Output the material exactly, but drop every image it holds.

Data entries:
──────────────────────────────
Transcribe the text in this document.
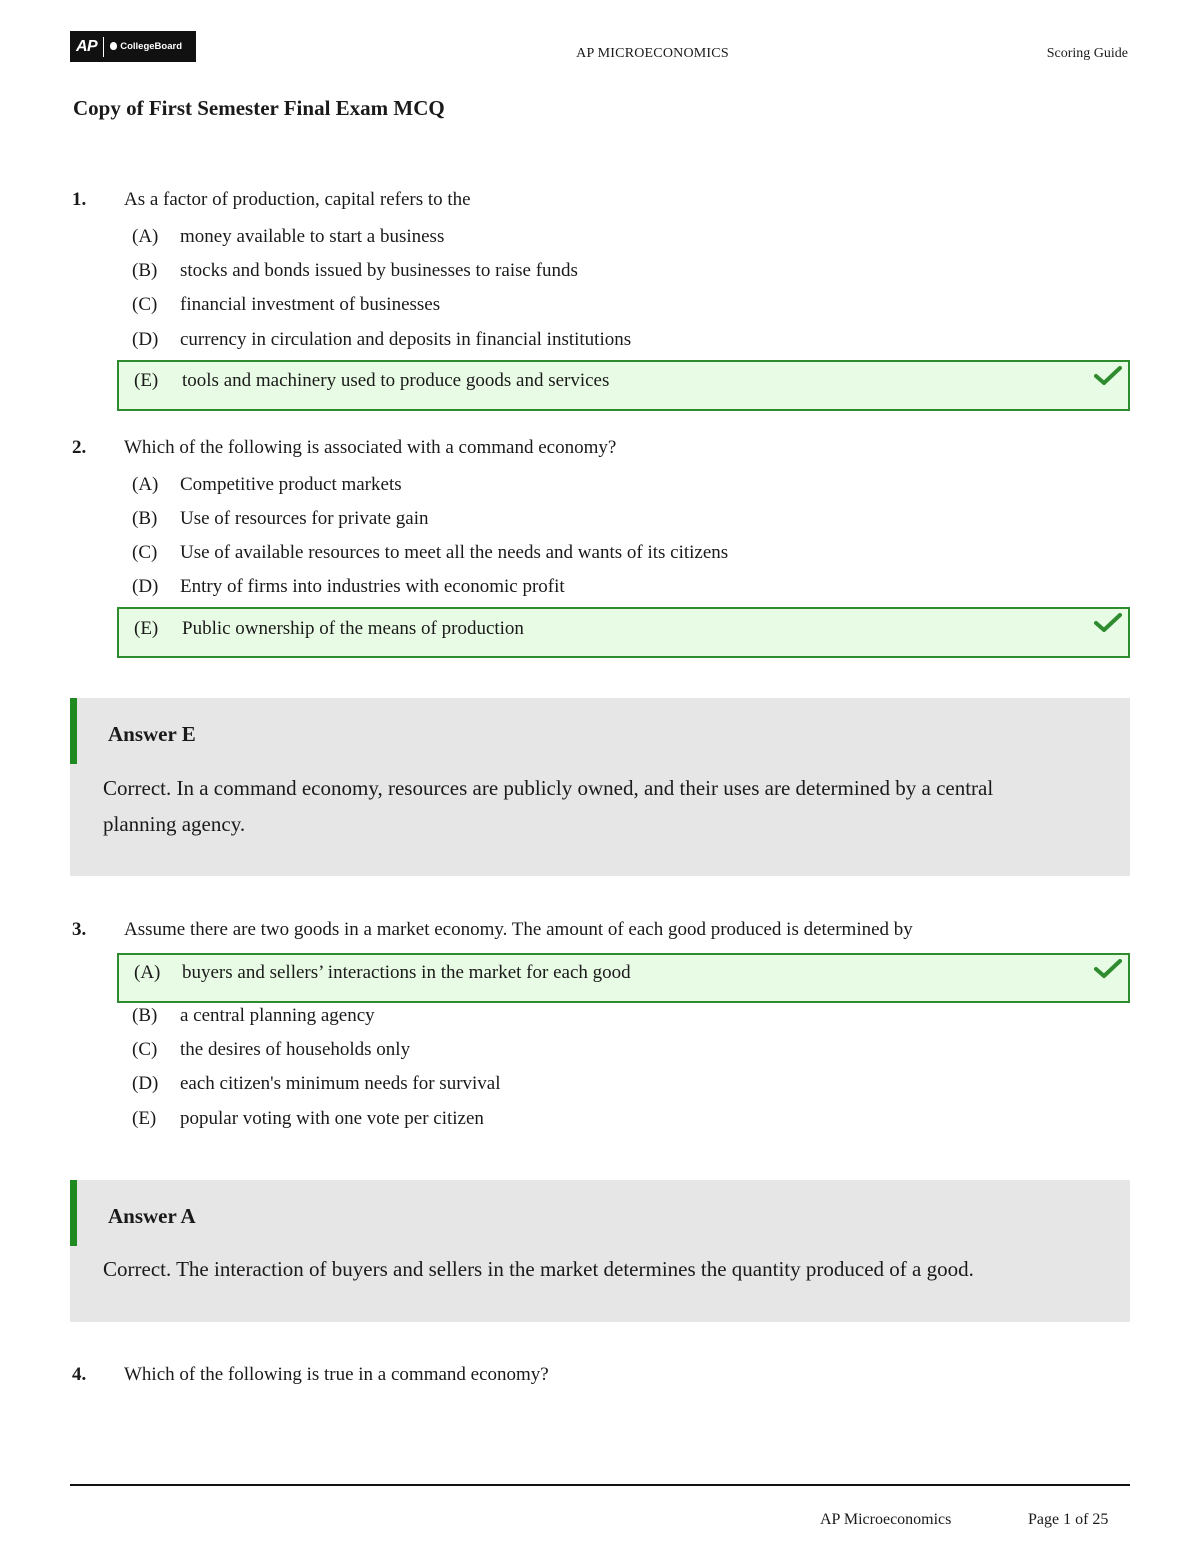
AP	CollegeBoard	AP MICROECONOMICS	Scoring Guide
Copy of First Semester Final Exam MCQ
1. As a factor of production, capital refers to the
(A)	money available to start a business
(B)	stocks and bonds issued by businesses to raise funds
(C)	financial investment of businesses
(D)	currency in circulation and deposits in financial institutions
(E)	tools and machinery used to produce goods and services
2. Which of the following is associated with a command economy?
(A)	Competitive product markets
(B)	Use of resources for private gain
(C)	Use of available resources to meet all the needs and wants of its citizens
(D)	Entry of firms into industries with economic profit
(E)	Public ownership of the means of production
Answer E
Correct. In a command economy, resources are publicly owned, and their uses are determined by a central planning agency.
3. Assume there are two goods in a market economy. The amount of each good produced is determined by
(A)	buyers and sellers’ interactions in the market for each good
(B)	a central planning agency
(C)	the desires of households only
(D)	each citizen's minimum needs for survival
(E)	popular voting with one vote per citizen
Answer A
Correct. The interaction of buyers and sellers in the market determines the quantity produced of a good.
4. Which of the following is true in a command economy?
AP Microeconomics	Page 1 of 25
──────────────────────────────
- _EXERCISE SOLUTION_:
Transcribe the text in this document.
AP	CollegeBoard	AP MICROECONOMICS	Scoring Guide
Copy of First Semester Final Exam MCQ
1. As a factor of production, capital refers to the
(A)	money available to start a business
(B)	stocks and bonds issued by businesses to raise funds
(C)	financial investment of businesses
(D)	currency in circulation and deposits in financial institutions
(E)	tools and machinery used to produce goods and services
2. Which of the following is associated with a command economy?
(A)	Competitive product markets
(B)	Use of resources for private gain
(C)	Use of available resources to meet all the needs and wants of its citizens
(D)	Entry of firms into industries with economic profit
(E)	Public ownership of the means of production
Answer E
Correct. In a command economy, resources are publicly owned, and their uses are determined by a central planning agency.
3. Assume there are two goods in a market economy. The amount of each good produced is determined by
(A)	buyers and sellers’ interactions in the market for each good
(B)	a central planning agency
(C)	the desires of households only
(D)	each citizen's minimum needs for survival
(E)	popular voting with one vote per citizen
Answer A
Correct. The interaction of buyers and sellers in the market determines the quantity produced of a good.
4. Which of the following is true in a command economy?
AP Microeconomics	Page 1 of 25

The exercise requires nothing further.